What the task asks: Please write out the complete listing that follows, exactly as it reads.

Input rows:
....
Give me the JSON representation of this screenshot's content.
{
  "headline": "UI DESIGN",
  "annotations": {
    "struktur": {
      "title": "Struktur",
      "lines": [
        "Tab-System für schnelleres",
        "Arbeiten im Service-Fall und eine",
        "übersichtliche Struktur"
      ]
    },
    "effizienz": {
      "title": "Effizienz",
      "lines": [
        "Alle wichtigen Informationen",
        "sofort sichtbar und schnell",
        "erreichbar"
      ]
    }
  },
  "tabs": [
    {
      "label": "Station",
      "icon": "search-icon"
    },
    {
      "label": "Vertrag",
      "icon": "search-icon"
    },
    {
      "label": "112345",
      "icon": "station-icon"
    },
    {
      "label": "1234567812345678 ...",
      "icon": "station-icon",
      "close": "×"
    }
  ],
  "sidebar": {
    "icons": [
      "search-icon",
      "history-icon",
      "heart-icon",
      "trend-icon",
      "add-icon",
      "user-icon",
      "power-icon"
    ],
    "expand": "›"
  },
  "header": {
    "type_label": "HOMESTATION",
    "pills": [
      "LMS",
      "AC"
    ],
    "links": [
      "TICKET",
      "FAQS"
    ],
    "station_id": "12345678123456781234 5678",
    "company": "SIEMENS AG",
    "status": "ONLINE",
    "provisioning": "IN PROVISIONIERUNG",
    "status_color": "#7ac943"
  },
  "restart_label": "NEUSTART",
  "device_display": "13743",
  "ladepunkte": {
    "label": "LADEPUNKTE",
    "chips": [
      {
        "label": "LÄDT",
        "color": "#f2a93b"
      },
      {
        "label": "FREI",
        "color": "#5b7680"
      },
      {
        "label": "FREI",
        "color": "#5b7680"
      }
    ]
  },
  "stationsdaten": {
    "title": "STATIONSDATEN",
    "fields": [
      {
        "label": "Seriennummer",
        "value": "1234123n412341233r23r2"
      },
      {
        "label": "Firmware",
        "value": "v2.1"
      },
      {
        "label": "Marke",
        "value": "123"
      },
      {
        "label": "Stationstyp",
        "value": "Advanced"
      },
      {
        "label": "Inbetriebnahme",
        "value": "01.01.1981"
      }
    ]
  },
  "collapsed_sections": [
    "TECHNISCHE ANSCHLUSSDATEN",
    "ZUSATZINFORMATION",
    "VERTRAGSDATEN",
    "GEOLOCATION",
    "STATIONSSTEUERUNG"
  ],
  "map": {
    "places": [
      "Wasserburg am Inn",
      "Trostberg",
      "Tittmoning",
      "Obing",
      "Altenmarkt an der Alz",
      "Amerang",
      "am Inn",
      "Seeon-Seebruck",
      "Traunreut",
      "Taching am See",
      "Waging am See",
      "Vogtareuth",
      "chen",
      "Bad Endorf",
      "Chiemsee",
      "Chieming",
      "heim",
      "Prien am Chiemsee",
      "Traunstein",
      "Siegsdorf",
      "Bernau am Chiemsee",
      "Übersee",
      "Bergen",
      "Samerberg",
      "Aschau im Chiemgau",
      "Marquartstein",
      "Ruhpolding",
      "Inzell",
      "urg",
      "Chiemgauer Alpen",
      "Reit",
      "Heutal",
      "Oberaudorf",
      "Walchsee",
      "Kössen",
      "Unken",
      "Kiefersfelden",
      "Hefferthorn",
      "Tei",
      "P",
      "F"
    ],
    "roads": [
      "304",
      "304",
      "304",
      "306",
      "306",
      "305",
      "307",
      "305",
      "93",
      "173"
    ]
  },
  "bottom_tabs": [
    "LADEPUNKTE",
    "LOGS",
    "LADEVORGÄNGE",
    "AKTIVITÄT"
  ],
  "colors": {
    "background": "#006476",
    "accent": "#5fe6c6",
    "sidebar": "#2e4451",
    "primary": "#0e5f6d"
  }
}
....
The reply:
Give me the JSON representation of this screenshot's content.
{
  "headline": "UI DESIGN",
  "annotations": {
    "struktur": {
      "title": "Struktur",
      "lines": [
        "Tab-System für schnelleres",
        "Arbeiten im Service-Fall und eine",
        "übersichtliche Struktur"
      ]
    },
    "effizienz": {
      "title": "Effizienz",
      "lines": [
        "Alle wichtigen Informationen",
        "sofort sichtbar und schnell",
        "erreichbar"
      ]
    }
  },
  "tabs": [
    {
      "label": "Station",
      "icon": "search-icon"
    },
    {
      "label": "Vertrag",
      "icon": "search-icon"
    },
    {
      "label": "112345",
      "icon": "station-icon"
    },
    {
      "label": "1234567812345678 ...",
      "icon": "station-icon",
      "close": "×"
    }
  ],
  "sidebar": {
    "icons": [
      "search-icon",
      "history-icon",
      "heart-icon",
      "trend-icon",
      "add-icon",
      "user-icon",
      "power-icon"
    ],
    "expand": "›"
  },
  "header": {
    "type_label": "HOMESTATION",
    "pills": [
      "LMS",
      "AC"
    ],
    "links": [
      "TICKET",
      "FAQS"
    ],
    "station_id": "12345678123456781234 5678",
    "company": "SIEMENS AG",
    "status": "ONLINE",
    "provisioning": "IN PROVISIONIERUNG",
    "status_color": "#7ac943"
  },
  "restart_label": "NEUSTART",
  "device_display": "13743",
  "ladepunkte": {
    "label": "LADEPUNKTE",
    "chips": [
      {
        "label": "LÄDT",
        "color": "#f2a93b"
      },
      {
        "label": "FREI",
        "color": "#5b7680"
      },
      {
        "label": "FREI",
        "color": "#5b7680"
      }
    ]
  },
  "stationsdaten": {
    "title": "STATIONSDATEN",
    "fields": [
      {
        "label": "Seriennummer",
        "value": "1234123n412341233r23r2"
      },
      {
        "label": "Firmware",
        "value": "v2.1"
      },
      {
        "label": "Marke",
        "value": "123"
      },
      {
        "label": "Stationstyp",
        "value": "Advanced"
      },
      {
        "label": "Inbetriebnahme",
        "value": "01.01.1981"
      }
    ]
  },
  "collapsed_sections": [
    "TECHNISCHE ANSCHLUSSDATEN",
    "ZUSATZINFORMATION",
    "VERTRAGSDATEN",
    "GEOLOCATION",
    "STATIONSSTEUERUNG"
  ],
  "map": {
    "places": [
      "Wasserburg am Inn",
      "Trostberg",
      "Tittmoning",
      "Obing",
      "Altenmarkt an der Alz",
      "Amerang",
      "am Inn",
      "Seeon-Seebruck",
      "Traunreut",
      "Taching am See",
      "Waging am See",
      "Vogtareuth",
      "chen",
      "Bad Endorf",
      "Chiemsee",
      "Chieming",
      "heim",
      "Prien am Chiemsee",
      "Traunstein",
      "Siegsdorf",
      "Bernau am Chiemsee",
      "Übersee",
      "Bergen",
      "Samerberg",
      "Aschau im Chiemgau",
      "Marquartstein",
      "Ruhpolding",
      "Inzell",
      "urg",
      "Chiemgauer Alpen",
      "Reit",
      "Heutal",
      "Oberaudorf",
      "Walchsee",
      "Kössen",
      "Unken",
      "Kiefersfelden",
      "Hefferthorn",
      "Tei",
      "P",
      "F"
    ],
    "roads": [
      "304",
      "304",
      "304",
      "306",
      "306",
      "305",
      "307",
      "305",
      "93",
      "173"
    ]
  },
  "bottom_tabs": [
    "LADEPUNKTE",
    "LOGS",
    "LADEVORGÄNGE",
    "AKTIVITÄT"
  ],
  "colors": {
    "background": "#006476",
    "accent": "#5fe6c6",
    "sidebar": "#2e4451",
    "primary": "#0e5f6d"
  }
}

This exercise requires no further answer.